= Entries shown =

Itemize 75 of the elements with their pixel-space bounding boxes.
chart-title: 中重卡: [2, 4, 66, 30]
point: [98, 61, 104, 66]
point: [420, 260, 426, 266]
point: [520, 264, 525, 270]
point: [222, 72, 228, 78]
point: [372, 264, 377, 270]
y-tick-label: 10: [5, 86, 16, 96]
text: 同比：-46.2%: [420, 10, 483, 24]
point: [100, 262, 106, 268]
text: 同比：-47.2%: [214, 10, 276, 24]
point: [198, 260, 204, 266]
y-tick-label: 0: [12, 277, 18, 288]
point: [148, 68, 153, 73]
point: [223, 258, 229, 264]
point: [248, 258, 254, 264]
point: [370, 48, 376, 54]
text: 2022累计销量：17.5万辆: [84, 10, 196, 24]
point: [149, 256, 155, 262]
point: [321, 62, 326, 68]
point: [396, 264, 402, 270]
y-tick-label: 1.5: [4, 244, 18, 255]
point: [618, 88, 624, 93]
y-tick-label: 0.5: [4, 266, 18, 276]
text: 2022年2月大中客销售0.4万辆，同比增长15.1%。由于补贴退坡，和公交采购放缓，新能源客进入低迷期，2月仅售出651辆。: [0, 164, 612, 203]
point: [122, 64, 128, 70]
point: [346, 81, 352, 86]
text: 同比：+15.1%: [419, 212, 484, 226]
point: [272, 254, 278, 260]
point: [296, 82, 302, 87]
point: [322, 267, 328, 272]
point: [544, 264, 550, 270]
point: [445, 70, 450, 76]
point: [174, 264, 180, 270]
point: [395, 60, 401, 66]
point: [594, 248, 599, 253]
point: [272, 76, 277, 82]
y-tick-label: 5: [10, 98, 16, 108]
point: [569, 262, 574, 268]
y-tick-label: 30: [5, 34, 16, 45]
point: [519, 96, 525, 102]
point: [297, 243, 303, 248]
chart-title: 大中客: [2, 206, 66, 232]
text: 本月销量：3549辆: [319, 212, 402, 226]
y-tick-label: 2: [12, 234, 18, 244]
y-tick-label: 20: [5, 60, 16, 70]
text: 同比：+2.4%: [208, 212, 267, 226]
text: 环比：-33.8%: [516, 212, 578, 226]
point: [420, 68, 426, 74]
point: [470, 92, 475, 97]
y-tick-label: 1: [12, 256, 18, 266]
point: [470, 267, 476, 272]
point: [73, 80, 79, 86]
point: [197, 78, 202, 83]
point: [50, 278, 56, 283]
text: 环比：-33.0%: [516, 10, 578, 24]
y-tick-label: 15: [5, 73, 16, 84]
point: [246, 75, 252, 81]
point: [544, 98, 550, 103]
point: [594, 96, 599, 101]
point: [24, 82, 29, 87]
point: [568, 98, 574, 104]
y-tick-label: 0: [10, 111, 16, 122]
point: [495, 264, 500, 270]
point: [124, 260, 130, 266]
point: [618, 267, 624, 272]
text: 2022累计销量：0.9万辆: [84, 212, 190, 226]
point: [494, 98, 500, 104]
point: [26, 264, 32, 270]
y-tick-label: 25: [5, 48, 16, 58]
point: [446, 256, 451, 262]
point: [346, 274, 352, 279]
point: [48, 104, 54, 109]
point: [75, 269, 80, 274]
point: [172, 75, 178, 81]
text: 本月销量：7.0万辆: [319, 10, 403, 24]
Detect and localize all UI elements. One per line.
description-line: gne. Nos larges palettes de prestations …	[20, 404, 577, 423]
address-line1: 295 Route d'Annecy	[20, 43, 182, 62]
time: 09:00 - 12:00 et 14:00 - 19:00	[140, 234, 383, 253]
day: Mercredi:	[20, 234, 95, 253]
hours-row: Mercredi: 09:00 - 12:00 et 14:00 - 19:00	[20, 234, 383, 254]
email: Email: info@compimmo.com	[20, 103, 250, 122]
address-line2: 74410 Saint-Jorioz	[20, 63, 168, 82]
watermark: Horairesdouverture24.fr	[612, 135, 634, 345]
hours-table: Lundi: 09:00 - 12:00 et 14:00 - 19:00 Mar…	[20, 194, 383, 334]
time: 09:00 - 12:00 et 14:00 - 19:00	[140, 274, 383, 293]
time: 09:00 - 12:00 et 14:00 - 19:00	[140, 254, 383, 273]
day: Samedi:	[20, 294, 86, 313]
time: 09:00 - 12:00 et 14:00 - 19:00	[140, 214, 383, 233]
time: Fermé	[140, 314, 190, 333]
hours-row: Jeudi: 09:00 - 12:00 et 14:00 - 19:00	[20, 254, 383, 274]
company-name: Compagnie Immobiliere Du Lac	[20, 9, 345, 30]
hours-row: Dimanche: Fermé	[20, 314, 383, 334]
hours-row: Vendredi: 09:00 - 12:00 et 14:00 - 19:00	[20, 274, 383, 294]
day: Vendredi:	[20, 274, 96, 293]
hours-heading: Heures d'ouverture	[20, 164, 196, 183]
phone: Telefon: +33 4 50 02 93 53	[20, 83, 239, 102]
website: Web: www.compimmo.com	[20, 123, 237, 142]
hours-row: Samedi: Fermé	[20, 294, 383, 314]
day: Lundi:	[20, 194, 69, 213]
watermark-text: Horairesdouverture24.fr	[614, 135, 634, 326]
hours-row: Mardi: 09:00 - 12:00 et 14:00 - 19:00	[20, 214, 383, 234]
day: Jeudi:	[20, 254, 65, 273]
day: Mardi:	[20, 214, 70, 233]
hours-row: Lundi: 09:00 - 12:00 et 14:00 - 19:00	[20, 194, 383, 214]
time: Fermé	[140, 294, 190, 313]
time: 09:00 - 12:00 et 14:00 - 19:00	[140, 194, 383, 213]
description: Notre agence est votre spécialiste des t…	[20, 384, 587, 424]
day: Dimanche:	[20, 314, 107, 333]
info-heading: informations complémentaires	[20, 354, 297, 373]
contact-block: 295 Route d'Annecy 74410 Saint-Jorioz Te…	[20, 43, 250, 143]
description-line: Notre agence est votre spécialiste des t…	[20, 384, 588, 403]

= Aim of the task =
Reproduce every line of the items above word for word, with no changes.

= Solution =
Itemize 75 of the elements with their pixel-space bounding boxes.
chart-title: 中重卡: [2, 4, 66, 30]
point: [98, 61, 104, 66]
point: [420, 260, 426, 266]
point: [520, 264, 525, 270]
point: [222, 72, 228, 78]
point: [372, 264, 377, 270]
y-tick-label: 10: [5, 86, 16, 96]
text: 同比：-46.2%: [420, 10, 483, 24]
point: [100, 262, 106, 268]
text: 同比：-47.2%: [214, 10, 276, 24]
point: [198, 260, 204, 266]
y-tick-label: 0: [12, 277, 18, 288]
point: [148, 68, 153, 73]
point: [223, 258, 229, 264]
point: [248, 258, 254, 264]
point: [370, 48, 376, 54]
text: 2022累计销量：17.5万辆: [84, 10, 196, 24]
point: [149, 256, 155, 262]
point: [321, 62, 326, 68]
point: [396, 264, 402, 270]
y-tick-label: 1.5: [4, 244, 18, 255]
point: [618, 88, 624, 93]
y-tick-label: 0.5: [4, 266, 18, 276]
text: 2022年2月大中客销售0.4万辆，同比增长15.1%。由于补贴退坡，和公交采购放缓，新能源客进入低迷期，2月仅售出651辆。: [0, 164, 612, 203]
point: [122, 64, 128, 70]
point: [346, 81, 352, 86]
text: 同比：+15.1%: [419, 212, 484, 226]
point: [272, 254, 278, 260]
point: [296, 82, 302, 87]
point: [322, 267, 328, 272]
point: [544, 264, 550, 270]
point: [445, 70, 450, 76]
point: [174, 264, 180, 270]
point: [395, 60, 401, 66]
point: [594, 248, 599, 253]
point: [272, 76, 277, 82]
y-tick-label: 5: [10, 98, 16, 108]
point: [569, 262, 574, 268]
y-tick-label: 30: [5, 34, 16, 45]
point: [519, 96, 525, 102]
point: [297, 243, 303, 248]
chart-title: 大中客: [2, 206, 66, 232]
text: 本月销量：3549辆: [319, 212, 402, 226]
y-tick-label: 2: [12, 234, 18, 244]
y-tick-label: 20: [5, 60, 16, 70]
text: 同比：+2.4%: [208, 212, 267, 226]
text: 环比：-33.8%: [516, 212, 578, 226]
point: [420, 68, 426, 74]
point: [470, 92, 475, 97]
y-tick-label: 1: [12, 256, 18, 266]
point: [470, 267, 476, 272]
point: [73, 80, 79, 86]
point: [197, 78, 202, 83]
point: [50, 278, 56, 283]
text: 环比：-33.0%: [516, 10, 578, 24]
y-tick-label: 15: [5, 73, 16, 84]
point: [246, 75, 252, 81]
point: [544, 98, 550, 103]
point: [594, 96, 599, 101]
point: [24, 82, 29, 87]
point: [568, 98, 574, 104]
y-tick-label: 0: [10, 111, 16, 122]
point: [495, 264, 500, 270]
point: [124, 260, 130, 266]
point: [618, 267, 624, 272]
text: 2022累计销量：0.9万辆: [84, 212, 190, 226]
point: [494, 98, 500, 104]
point: [26, 264, 32, 270]
y-tick-label: 25: [5, 48, 16, 58]
point: [446, 256, 451, 262]
point: [346, 274, 352, 279]
point: [48, 104, 54, 109]
point: [75, 269, 80, 274]
point: [172, 75, 178, 81]
text: 本月销量：7.0万辆: [319, 10, 403, 24]
Detect and localize all UI elements. One per line.
description-line: gne. Nos larges palettes de prestations …	[20, 404, 577, 423]
address-line1: 295 Route d'Annecy	[20, 43, 182, 62]
time: 09:00 - 12:00 et 14:00 - 19:00	[140, 234, 383, 253]
day: Mercredi:	[20, 234, 95, 253]
hours-row: Mercredi: 09:00 - 12:00 et 14:00 - 19:00	[20, 234, 383, 254]
email: Email: info@compimmo.com	[20, 103, 250, 122]
address-line2: 74410 Saint-Jorioz	[20, 63, 168, 82]
watermark: Horairesdouverture24.fr	[612, 135, 634, 345]
hours-table: Lundi: 09:00 - 12:00 et 14:00 - 19:00 Mar…	[20, 194, 383, 334]
time: 09:00 - 12:00 et 14:00 - 19:00	[140, 274, 383, 293]
time: 09:00 - 12:00 et 14:00 - 19:00	[140, 254, 383, 273]
day: Samedi:	[20, 294, 86, 313]
time: 09:00 - 12:00 et 14:00 - 19:00	[140, 214, 383, 233]
time: Fermé	[140, 314, 190, 333]
hours-row: Jeudi: 09:00 - 12:00 et 14:00 - 19:00	[20, 254, 383, 274]
company-name: Compagnie Immobiliere Du Lac	[20, 9, 345, 30]
hours-row: Dimanche: Fermé	[20, 314, 383, 334]
hours-row: Vendredi: 09:00 - 12:00 et 14:00 - 19:00	[20, 274, 383, 294]
day: Vendredi:	[20, 274, 96, 293]
hours-heading: Heures d'ouverture	[20, 164, 196, 183]
phone: Telefon: +33 4 50 02 93 53	[20, 83, 239, 102]
website: Web: www.compimmo.com	[20, 123, 237, 142]
hours-row: Samedi: Fermé	[20, 294, 383, 314]
day: Lundi:	[20, 194, 69, 213]
watermark-text: Horairesdouverture24.fr	[614, 135, 634, 326]
hours-row: Mardi: 09:00 - 12:00 et 14:00 - 19:00	[20, 214, 383, 234]
day: Jeudi:	[20, 254, 65, 273]
day: Mardi:	[20, 214, 70, 233]
hours-row: Lundi: 09:00 - 12:00 et 14:00 - 19:00	[20, 194, 383, 214]
time: Fermé	[140, 294, 190, 313]
time: 09:00 - 12:00 et 14:00 - 19:00	[140, 194, 383, 213]
description: Notre agence est votre spécialiste des t…	[20, 384, 587, 424]
day: Dimanche:	[20, 314, 107, 333]
info-heading: informations complémentaires	[20, 354, 297, 373]
contact-block: 295 Route d'Annecy 74410 Saint-Jorioz Te…	[20, 43, 250, 143]
description-line: Notre agence est votre spécialiste des t…	[20, 384, 588, 403]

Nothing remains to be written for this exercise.